[Extracted data entries]
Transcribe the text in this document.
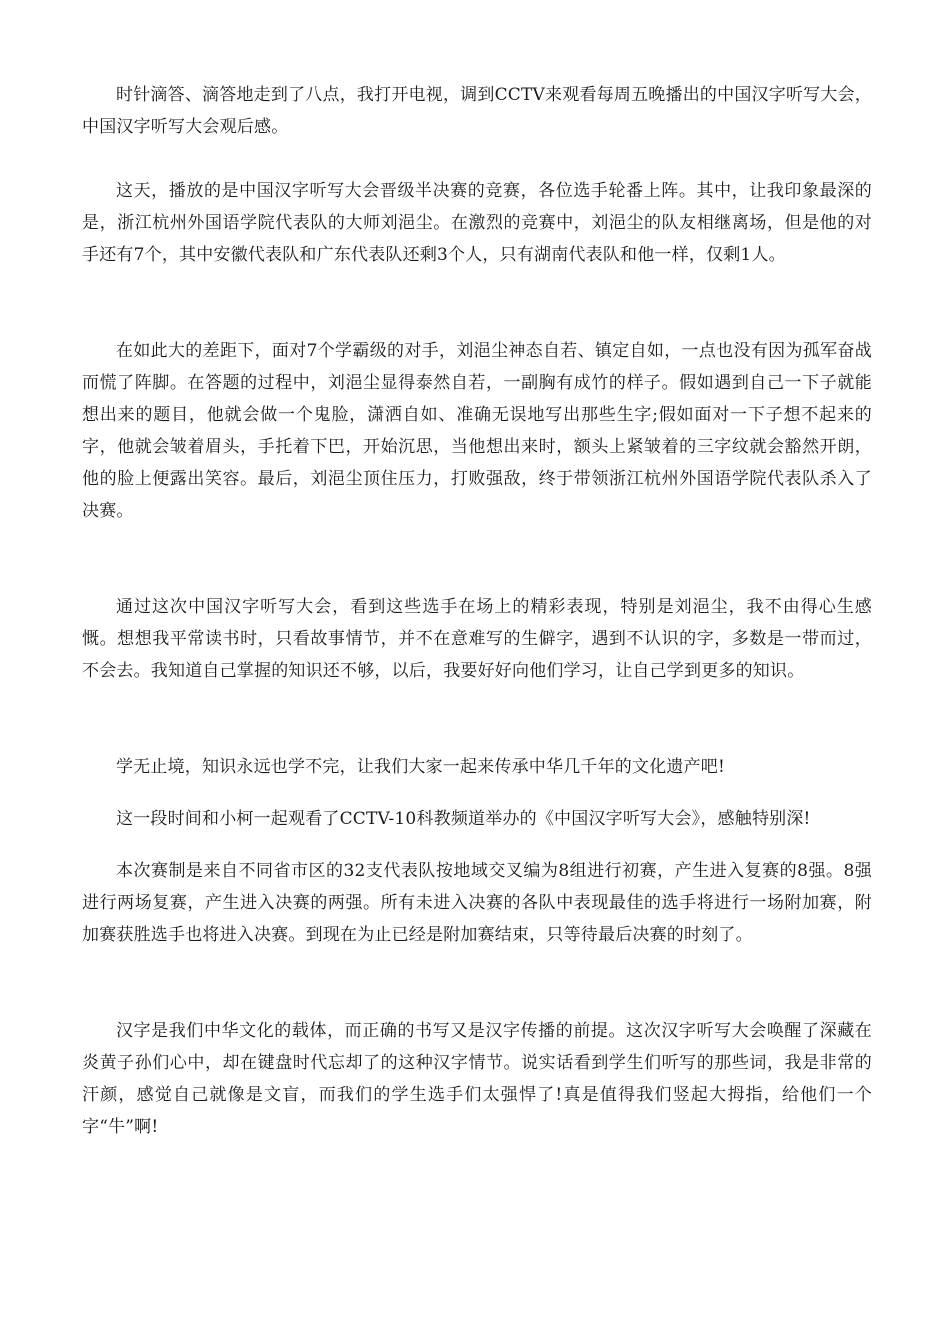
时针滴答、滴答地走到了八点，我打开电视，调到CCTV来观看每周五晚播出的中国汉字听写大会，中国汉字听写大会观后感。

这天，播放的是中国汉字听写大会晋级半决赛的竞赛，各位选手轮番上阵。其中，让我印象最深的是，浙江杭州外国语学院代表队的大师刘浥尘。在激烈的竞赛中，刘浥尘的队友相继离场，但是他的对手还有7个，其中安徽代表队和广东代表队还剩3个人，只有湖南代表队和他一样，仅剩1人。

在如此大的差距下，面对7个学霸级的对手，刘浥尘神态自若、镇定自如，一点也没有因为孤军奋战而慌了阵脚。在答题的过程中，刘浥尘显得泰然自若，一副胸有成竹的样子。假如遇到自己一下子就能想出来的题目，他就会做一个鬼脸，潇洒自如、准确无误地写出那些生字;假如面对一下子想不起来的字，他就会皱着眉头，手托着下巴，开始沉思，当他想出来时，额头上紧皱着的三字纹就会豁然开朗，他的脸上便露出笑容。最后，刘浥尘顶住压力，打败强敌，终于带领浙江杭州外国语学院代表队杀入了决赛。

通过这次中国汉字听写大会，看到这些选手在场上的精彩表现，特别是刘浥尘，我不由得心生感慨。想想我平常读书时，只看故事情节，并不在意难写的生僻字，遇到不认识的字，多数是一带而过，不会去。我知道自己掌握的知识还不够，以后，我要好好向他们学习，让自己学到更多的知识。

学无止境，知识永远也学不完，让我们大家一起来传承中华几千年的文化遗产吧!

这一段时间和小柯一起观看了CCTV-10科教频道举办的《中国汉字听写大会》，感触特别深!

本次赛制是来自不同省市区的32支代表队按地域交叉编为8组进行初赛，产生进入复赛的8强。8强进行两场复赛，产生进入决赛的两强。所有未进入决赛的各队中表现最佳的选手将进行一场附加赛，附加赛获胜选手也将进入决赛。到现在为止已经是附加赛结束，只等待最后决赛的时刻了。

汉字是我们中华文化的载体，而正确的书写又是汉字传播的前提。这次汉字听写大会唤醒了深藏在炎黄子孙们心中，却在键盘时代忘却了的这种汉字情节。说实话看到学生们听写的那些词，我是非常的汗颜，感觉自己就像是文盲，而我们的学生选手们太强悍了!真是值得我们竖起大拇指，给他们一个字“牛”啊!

[What is required] Transcribe the listing in full and omit the pictures.

[Answer to this task]
Transcribe the text in this document.
时针滴答、滴答地走到了八点，我打开电视，调到CCTV来观看每周五晚播出的中国汉字听写大会，中国汉字听写大会观后感。

这天，播放的是中国汉字听写大会晋级半决赛的竞赛，各位选手轮番上阵。其中，让我印象最深的是，浙江杭州外国语学院代表队的大师刘浥尘。在激烈的竞赛中，刘浥尘的队友相继离场，但是他的对手还有7个，其中安徽代表队和广东代表队还剩3个人，只有湖南代表队和他一样，仅剩1人。

在如此大的差距下，面对7个学霸级的对手，刘浥尘神态自若、镇定自如，一点也没有因为孤军奋战而慌了阵脚。在答题的过程中，刘浥尘显得泰然自若，一副胸有成竹的样子。假如遇到自己一下子就能想出来的题目，他就会做一个鬼脸，潇洒自如、准确无误地写出那些生字;假如面对一下子想不起来的字，他就会皱着眉头，手托着下巴，开始沉思，当他想出来时，额头上紧皱着的三字纹就会豁然开朗，他的脸上便露出笑容。最后，刘浥尘顶住压力，打败强敌，终于带领浙江杭州外国语学院代表队杀入了决赛。

通过这次中国汉字听写大会，看到这些选手在场上的精彩表现，特别是刘浥尘，我不由得心生感慨。想想我平常读书时，只看故事情节，并不在意难写的生僻字，遇到不认识的字，多数是一带而过，不会去。我知道自己掌握的知识还不够，以后，我要好好向他们学习，让自己学到更多的知识。

学无止境，知识永远也学不完，让我们大家一起来传承中华几千年的文化遗产吧!

这一段时间和小柯一起观看了CCTV-10科教频道举办的《中国汉字听写大会》，感触特别深!

本次赛制是来自不同省市区的32支代表队按地域交叉编为8组进行初赛，产生进入复赛的8强。8强进行两场复赛，产生进入决赛的两强。所有未进入决赛的各队中表现最佳的选手将进行一场附加赛，附加赛获胜选手也将进入决赛。到现在为止已经是附加赛结束，只等待最后决赛的时刻了。

汉字是我们中华文化的载体，而正确的书写又是汉字传播的前提。这次汉字听写大会唤醒了深藏在炎黄子孙们心中，却在键盘时代忘却了的这种汉字情节。说实话看到学生们听写的那些词，我是非常的汗颜，感觉自己就像是文盲，而我们的学生选手们太强悍了!真是值得我们竖起大拇指，给他们一个字“牛”啊!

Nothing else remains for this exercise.